- EXERCISE DIRECTIONS:
What you return should match every record exactly, with the images removed.

- Figure record listings:
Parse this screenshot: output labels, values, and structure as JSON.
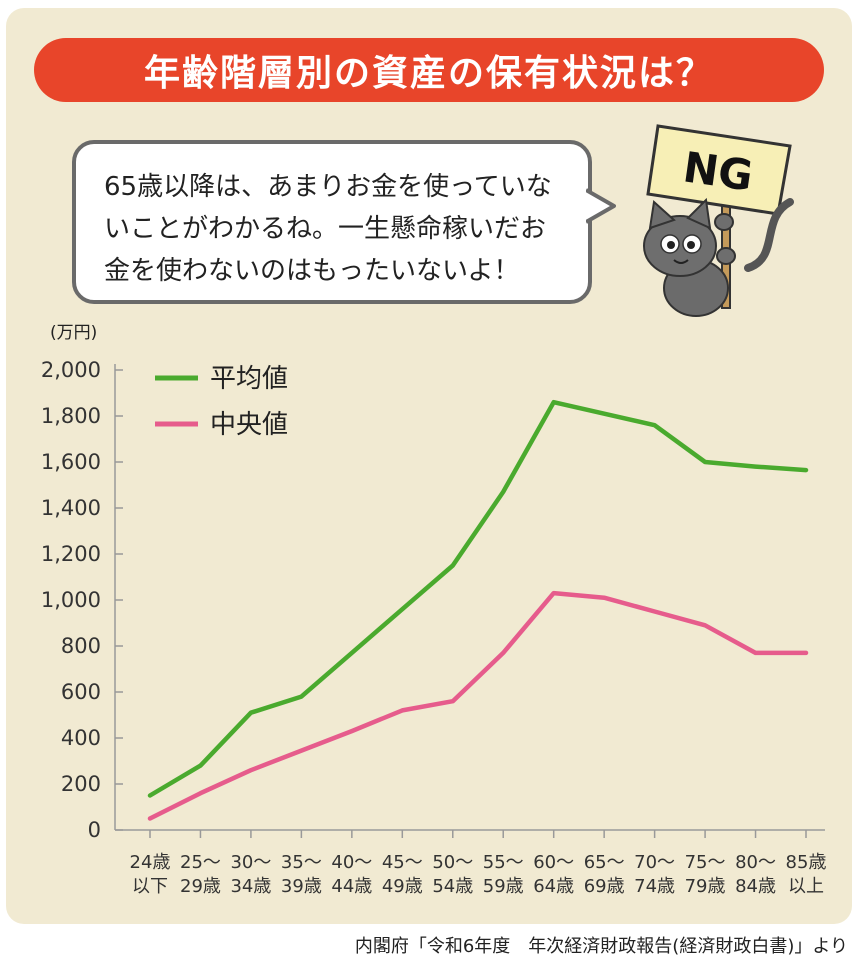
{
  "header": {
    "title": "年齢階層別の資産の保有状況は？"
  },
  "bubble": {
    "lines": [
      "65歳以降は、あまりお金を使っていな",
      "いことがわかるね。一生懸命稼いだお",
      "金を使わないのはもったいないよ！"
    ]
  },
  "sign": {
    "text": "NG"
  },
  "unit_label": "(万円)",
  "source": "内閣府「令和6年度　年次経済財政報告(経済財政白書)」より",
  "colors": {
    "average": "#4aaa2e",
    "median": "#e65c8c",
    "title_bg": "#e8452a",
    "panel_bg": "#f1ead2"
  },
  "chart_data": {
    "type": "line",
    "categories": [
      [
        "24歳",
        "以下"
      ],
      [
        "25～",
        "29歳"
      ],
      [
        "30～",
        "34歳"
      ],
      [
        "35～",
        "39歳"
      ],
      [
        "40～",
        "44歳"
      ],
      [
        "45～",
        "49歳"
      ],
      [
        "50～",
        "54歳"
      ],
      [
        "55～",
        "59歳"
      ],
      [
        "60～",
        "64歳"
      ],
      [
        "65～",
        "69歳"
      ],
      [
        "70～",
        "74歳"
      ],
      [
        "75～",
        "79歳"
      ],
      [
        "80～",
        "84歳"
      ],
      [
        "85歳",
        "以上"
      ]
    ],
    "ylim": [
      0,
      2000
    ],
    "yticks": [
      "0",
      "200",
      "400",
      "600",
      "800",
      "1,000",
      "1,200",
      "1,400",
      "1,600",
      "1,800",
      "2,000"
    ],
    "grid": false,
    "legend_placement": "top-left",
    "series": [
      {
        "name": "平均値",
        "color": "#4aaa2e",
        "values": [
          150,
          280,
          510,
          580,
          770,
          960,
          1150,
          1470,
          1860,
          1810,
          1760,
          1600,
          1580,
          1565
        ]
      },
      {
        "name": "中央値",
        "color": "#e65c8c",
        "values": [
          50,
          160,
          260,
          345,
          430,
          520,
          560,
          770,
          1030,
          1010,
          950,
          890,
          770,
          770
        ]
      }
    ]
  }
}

- RESULT FOR THIS EXERCISE:
Parse this screenshot: output labels, values, and structure as JSON.
{
  "header": {
    "title": "年齢階層別の資産の保有状況は？"
  },
  "bubble": {
    "lines": [
      "65歳以降は、あまりお金を使っていな",
      "いことがわかるね。一生懸命稼いだお",
      "金を使わないのはもったいないよ！"
    ]
  },
  "sign": {
    "text": "NG"
  },
  "unit_label": "(万円)",
  "source": "内閣府「令和6年度　年次経済財政報告(経済財政白書)」より",
  "colors": {
    "average": "#4aaa2e",
    "median": "#e65c8c",
    "title_bg": "#e8452a",
    "panel_bg": "#f1ead2"
  },
  "chart_data": {
    "type": "line",
    "categories": [
      [
        "24歳",
        "以下"
      ],
      [
        "25～",
        "29歳"
      ],
      [
        "30～",
        "34歳"
      ],
      [
        "35～",
        "39歳"
      ],
      [
        "40～",
        "44歳"
      ],
      [
        "45～",
        "49歳"
      ],
      [
        "50～",
        "54歳"
      ],
      [
        "55～",
        "59歳"
      ],
      [
        "60～",
        "64歳"
      ],
      [
        "65～",
        "69歳"
      ],
      [
        "70～",
        "74歳"
      ],
      [
        "75～",
        "79歳"
      ],
      [
        "80～",
        "84歳"
      ],
      [
        "85歳",
        "以上"
      ]
    ],
    "ylim": [
      0,
      2000
    ],
    "yticks": [
      "0",
      "200",
      "400",
      "600",
      "800",
      "1,000",
      "1,200",
      "1,400",
      "1,600",
      "1,800",
      "2,000"
    ],
    "grid": false,
    "legend_placement": "top-left",
    "series": [
      {
        "name": "平均値",
        "color": "#4aaa2e",
        "values": [
          150,
          280,
          510,
          580,
          770,
          960,
          1150,
          1470,
          1860,
          1810,
          1760,
          1600,
          1580,
          1565
        ]
      },
      {
        "name": "中央値",
        "color": "#e65c8c",
        "values": [
          50,
          160,
          260,
          345,
          430,
          520,
          560,
          770,
          1030,
          1010,
          950,
          890,
          770,
          770
        ]
      }
    ]
  }
}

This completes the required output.